* Given instruction
State how many lines of the entries include the string "Achat", please, leaving out everything but the number.

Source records
○ ○ ○ ○ ○

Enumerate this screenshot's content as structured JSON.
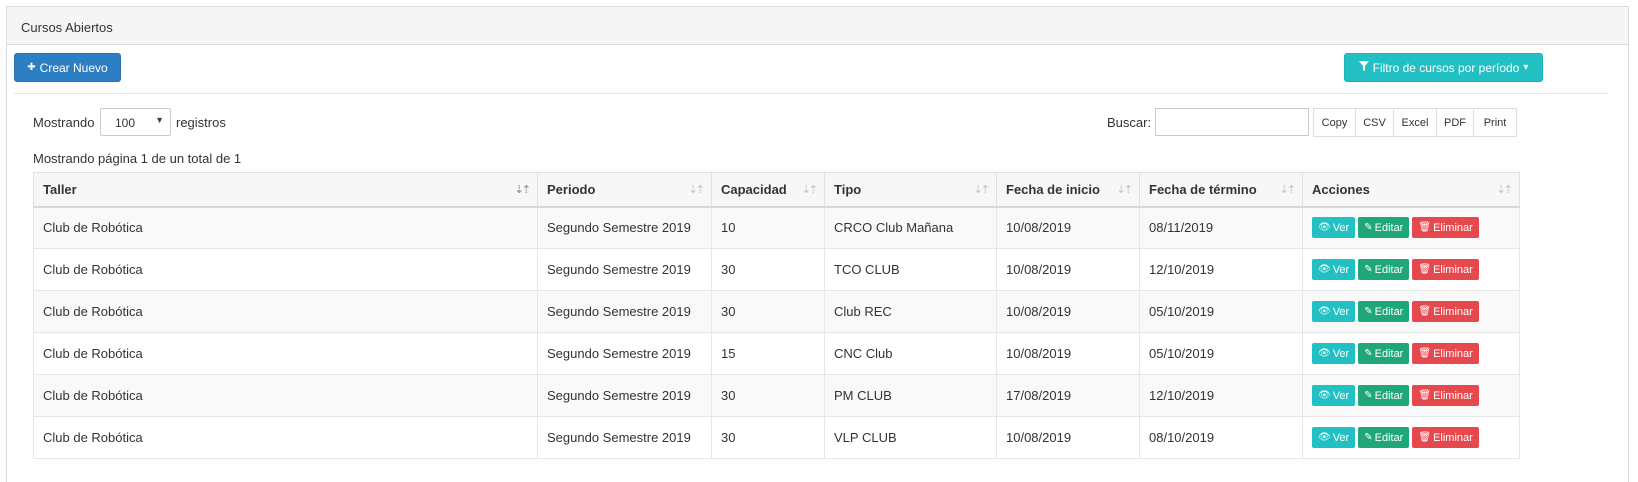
{
  "panel": {
    "title": "Cursos Abiertos"
  },
  "toolbar": {
    "create_label": "Crear Nuevo",
    "create_icon": "plus-icon",
    "filter_label": "Filtro de cursos por período",
    "filter_icon": "filter-icon"
  },
  "length": {
    "prefix": "Mostrando",
    "value": "100",
    "suffix": "registros"
  },
  "search": {
    "label": "Buscar:",
    "value": ""
  },
  "exports": [
    "Copy",
    "CSV",
    "Excel",
    "PDF",
    "Print"
  ],
  "page_info": "Mostrando página 1 de un total de 1",
  "table": {
    "columns": [
      "Taller",
      "Periodo",
      "Capacidad",
      "Tipo",
      "Fecha de inicio",
      "Fecha de término",
      "Acciones"
    ],
    "sorted_column": "Taller",
    "rows": [
      [
        "Club de Robótica",
        "Segundo Semestre 2019",
        "10",
        "CRCO Club Mañana",
        "10/08/2019",
        "08/11/2019"
      ],
      [
        "Club de Robótica",
        "Segundo Semestre 2019",
        "30",
        "TCO CLUB",
        "10/08/2019",
        "12/10/2019"
      ],
      [
        "Club de Robótica",
        "Segundo Semestre 2019",
        "30",
        "Club REC",
        "10/08/2019",
        "05/10/2019"
      ],
      [
        "Club de Robótica",
        "Segundo Semestre 2019",
        "15",
        "CNC Club",
        "10/08/2019",
        "05/10/2019"
      ],
      [
        "Club de Robótica",
        "Segundo Semestre 2019",
        "30",
        "PM CLUB",
        "17/08/2019",
        "12/10/2019"
      ],
      [
        "Club de Robótica",
        "Segundo Semestre 2019",
        "30",
        "VLP CLUB",
        "10/08/2019",
        "08/10/2019"
      ]
    ],
    "actions": {
      "view": "Ver",
      "edit": "Editar",
      "delete": "Eliminar"
    }
  },
  "colors": {
    "primary": "#2d7fc4",
    "info": "#22c0c2",
    "success": "#1fa67a",
    "danger": "#e5484d"
  }
}
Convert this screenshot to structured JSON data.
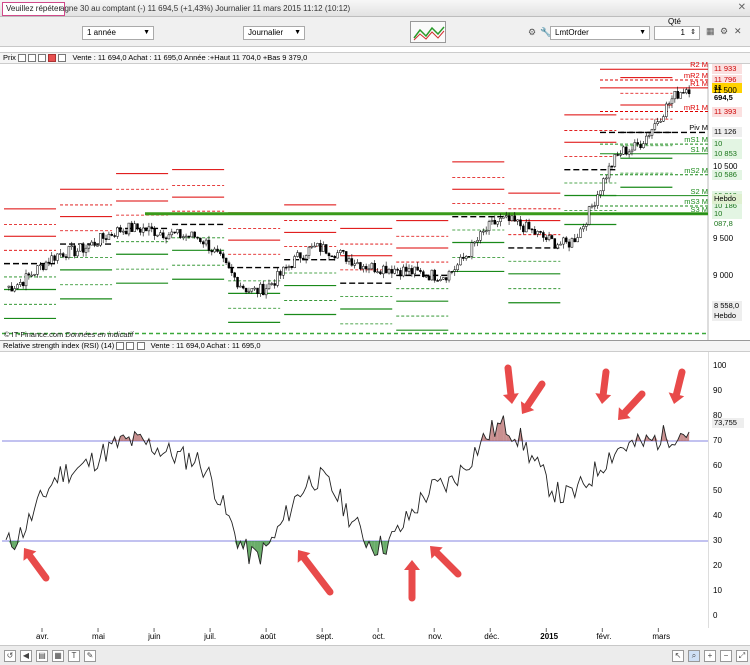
{
  "titlebar": {
    "tooltip": "Veuillez répéter",
    "instrument": "agne 30 au comptant (-)     11 694,5 (+1,43%)     Journalier  11 mars 2015 11:12 (10:12)"
  },
  "toolbar": {
    "period": "1 année",
    "interval": "Journalier",
    "order_type": "LmtOrder",
    "qty_label": "Qté",
    "qty_value": "1"
  },
  "price_panel": {
    "header_label": "Prix",
    "header_info": "Vente : 11 694,0 Achat : 11 695,0 Année :+Haut 11 704,0 +Bas 9 379,0",
    "copyright": "© IT-Finance.com",
    "copyright_note": "Données en indicatif",
    "levels": [
      {
        "label": "R2 M",
        "price": "11 933",
        "value": 11933,
        "color": "red"
      },
      {
        "label": "mR2 M",
        "price": "11 796",
        "value": 11796,
        "color": "red"
      },
      {
        "label": "R1 M",
        "price": "11 694,5",
        "value": 11694.5,
        "color": "red"
      },
      {
        "label": "mR1 M",
        "price": "11 393",
        "value": 11393,
        "color": "red"
      },
      {
        "label": "Piv M",
        "price": "11 126",
        "value": 11126,
        "color": "black"
      },
      {
        "label": "mS1 M",
        "price": "10 976,5",
        "value": 10976.5,
        "color": "green"
      },
      {
        "label": "S1 M",
        "price": "10 853",
        "value": 10853,
        "color": "green"
      },
      {
        "label": "mS2 M",
        "price": "10 586",
        "value": 10586,
        "color": "green"
      },
      {
        "label": "S2 M",
        "price": "10 319",
        "value": 10319,
        "color": "green"
      },
      {
        "label": "mS3 M",
        "price": "10 186",
        "value": 10186,
        "color": "green"
      },
      {
        "label": "S3 M",
        "price": "10 087,8",
        "value": 10087.8,
        "color": "green"
      }
    ],
    "weekly_high_label": "Hebdo",
    "weekly_low": {
      "price": "8 558,0",
      "label": "Hebdo"
    },
    "y_ticks": [
      "11 500",
      "10 500",
      "9 500",
      "9 000"
    ]
  },
  "rsi_panel": {
    "header_label": "Relative strength index (RSI) (14)",
    "header_info": "Vente : 11 694,0 Achat : 11 695,0",
    "current": "73,755",
    "y_ticks": [
      "100",
      "90",
      "80",
      "70",
      "60",
      "50",
      "40",
      "30",
      "20",
      "10",
      "0"
    ]
  },
  "x_axis": {
    "months": [
      "avr.",
      "mai",
      "juin",
      "juil.",
      "août",
      "sept.",
      "oct.",
      "nov.",
      "déc.",
      "2015",
      "févr.",
      "mars"
    ]
  },
  "colors": {
    "resistance": "#dd0000",
    "support": "#1a8a1a",
    "pivot": "#000000",
    "arrow": "#e84a4a",
    "rsi_band": "#5b5bd6",
    "highlight": "#ffd200"
  },
  "chart_data": [
    {
      "type": "candlestick",
      "title": "Prix",
      "x": [
        "avr.",
        "mai",
        "juin",
        "juil.",
        "août",
        "sept.",
        "oct.",
        "nov.",
        "déc.",
        "2015",
        "févr.",
        "mars"
      ],
      "close": [
        9150,
        9600,
        9900,
        9800,
        9100,
        9650,
        9400,
        9300,
        10000,
        9700,
        10900,
        11694.5
      ],
      "ylim": [
        8500,
        12000
      ]
    },
    {
      "type": "line",
      "title": "Relative strength index (RSI) (14)",
      "x": [
        "avr.",
        "mai",
        "juin",
        "juil.",
        "août",
        "sept.",
        "oct.",
        "nov.",
        "déc.",
        "2015",
        "févr.",
        "mars"
      ],
      "values": [
        29,
        58,
        70,
        63,
        24,
        55,
        28,
        52,
        76,
        48,
        68,
        73.755
      ],
      "bands": [
        30,
        70
      ],
      "ylim": [
        0,
        100
      ]
    }
  ]
}
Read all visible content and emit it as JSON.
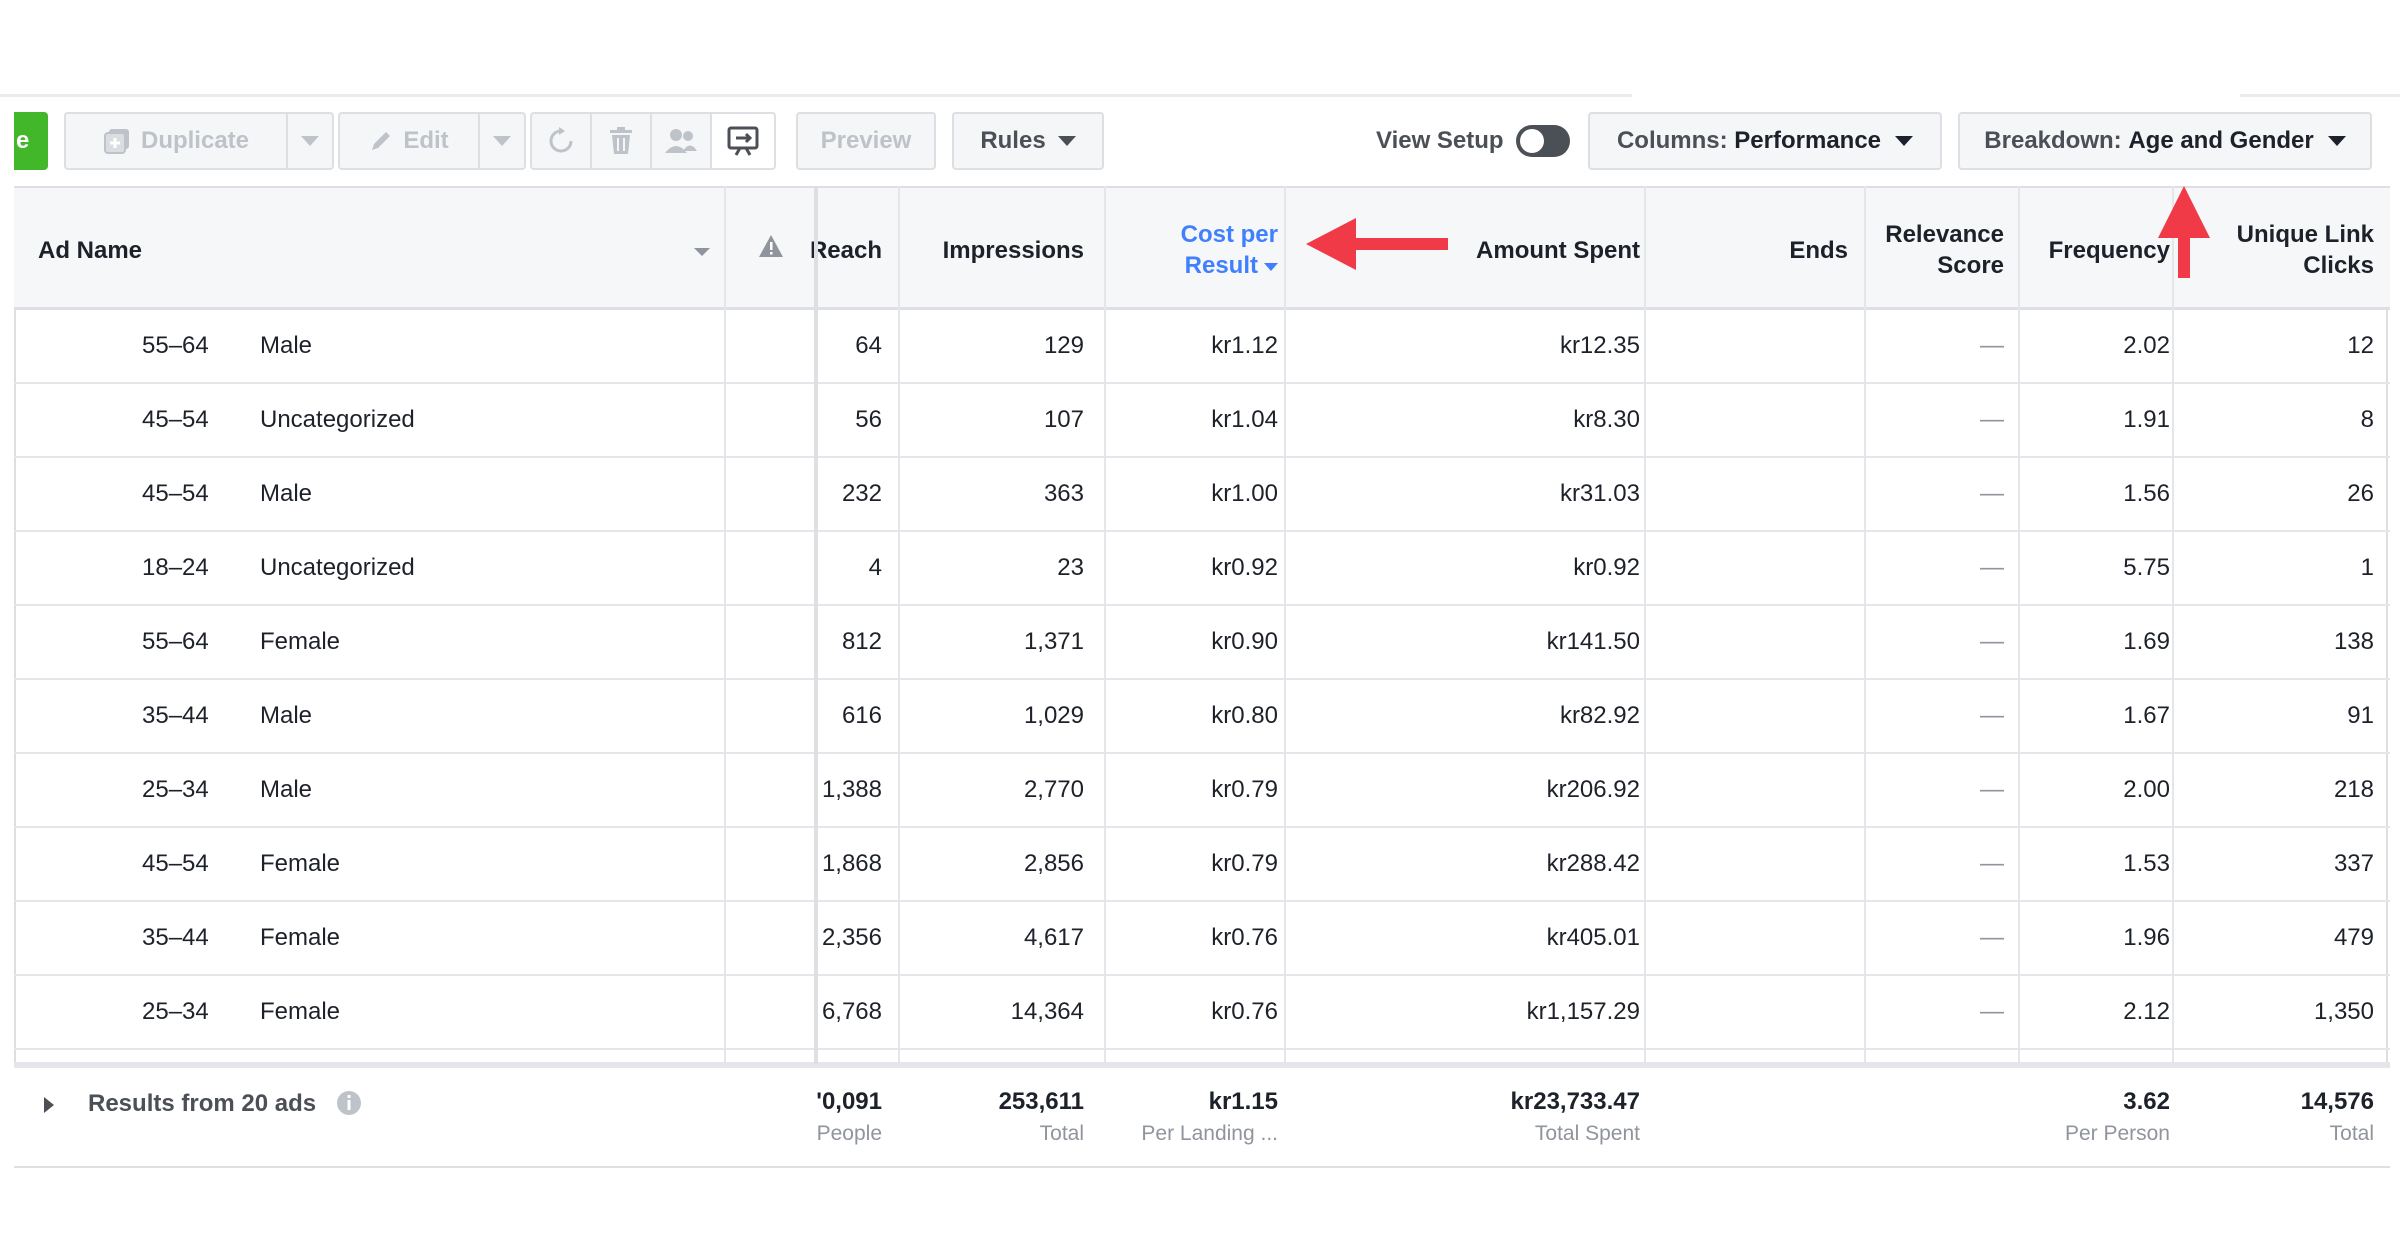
{
  "toolbar": {
    "create_label": "e",
    "duplicate_label": "Duplicate",
    "edit_label": "Edit",
    "preview_label": "Preview",
    "rules_label": "Rules",
    "view_setup_label": "View Setup",
    "columns_prefix": "Columns:",
    "columns_value": "Performance",
    "breakdown_prefix": "Breakdown:",
    "breakdown_value": "Age and Gender"
  },
  "table": {
    "headers": {
      "ad_name": "Ad Name",
      "reach": "Reach",
      "impressions": "Impressions",
      "cost_per_result_1": "Cost per",
      "cost_per_result_2": "Result",
      "amount_spent": "Amount Spent",
      "ends": "Ends",
      "relevance_1": "Relevance",
      "relevance_2": "Score",
      "frequency": "Frequency",
      "unique_clicks_1": "Unique Link",
      "unique_clicks_2": "Clicks"
    },
    "rows": [
      {
        "age": "55–64",
        "gender": "Male",
        "reach": "64",
        "impressions": "129",
        "cpr": "kr1.12",
        "spent": "kr12.35",
        "relevance": "—",
        "frequency": "2.02",
        "clicks": "12"
      },
      {
        "age": "45–54",
        "gender": "Uncategorized",
        "reach": "56",
        "impressions": "107",
        "cpr": "kr1.04",
        "spent": "kr8.30",
        "relevance": "—",
        "frequency": "1.91",
        "clicks": "8"
      },
      {
        "age": "45–54",
        "gender": "Male",
        "reach": "232",
        "impressions": "363",
        "cpr": "kr1.00",
        "spent": "kr31.03",
        "relevance": "—",
        "frequency": "1.56",
        "clicks": "26"
      },
      {
        "age": "18–24",
        "gender": "Uncategorized",
        "reach": "4",
        "impressions": "23",
        "cpr": "kr0.92",
        "spent": "kr0.92",
        "relevance": "—",
        "frequency": "5.75",
        "clicks": "1"
      },
      {
        "age": "55–64",
        "gender": "Female",
        "reach": "812",
        "impressions": "1,371",
        "cpr": "kr0.90",
        "spent": "kr141.50",
        "relevance": "—",
        "frequency": "1.69",
        "clicks": "138"
      },
      {
        "age": "35–44",
        "gender": "Male",
        "reach": "616",
        "impressions": "1,029",
        "cpr": "kr0.80",
        "spent": "kr82.92",
        "relevance": "—",
        "frequency": "1.67",
        "clicks": "91"
      },
      {
        "age": "25–34",
        "gender": "Male",
        "reach": "1,388",
        "impressions": "2,770",
        "cpr": "kr0.79",
        "spent": "kr206.92",
        "relevance": "—",
        "frequency": "2.00",
        "clicks": "218"
      },
      {
        "age": "45–54",
        "gender": "Female",
        "reach": "1,868",
        "impressions": "2,856",
        "cpr": "kr0.79",
        "spent": "kr288.42",
        "relevance": "—",
        "frequency": "1.53",
        "clicks": "337"
      },
      {
        "age": "35–44",
        "gender": "Female",
        "reach": "2,356",
        "impressions": "4,617",
        "cpr": "kr0.76",
        "spent": "kr405.01",
        "relevance": "—",
        "frequency": "1.96",
        "clicks": "479"
      },
      {
        "age": "25–34",
        "gender": "Female",
        "reach": "6,768",
        "impressions": "14,364",
        "cpr": "kr0.76",
        "spent": "kr1,157.29",
        "relevance": "—",
        "frequency": "2.12",
        "clicks": "1,350"
      }
    ],
    "summary": {
      "label": "Results from 20 ads",
      "reach": "'0,091",
      "reach_sub": "People",
      "impressions": "253,611",
      "impressions_sub": "Total",
      "cpr": "kr1.15",
      "cpr_sub": "Per Landing ...",
      "spent": "kr23,733.47",
      "spent_sub": "Total Spent",
      "frequency": "3.62",
      "frequency_sub": "Per Person",
      "clicks": "14,576",
      "clicks_sub": "Total"
    }
  },
  "colors": {
    "accent_blue": "#4080ff",
    "create_green": "#42b72a",
    "annotation_red": "#f03a47"
  }
}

○ ○ ○ ○ ○

* Result
2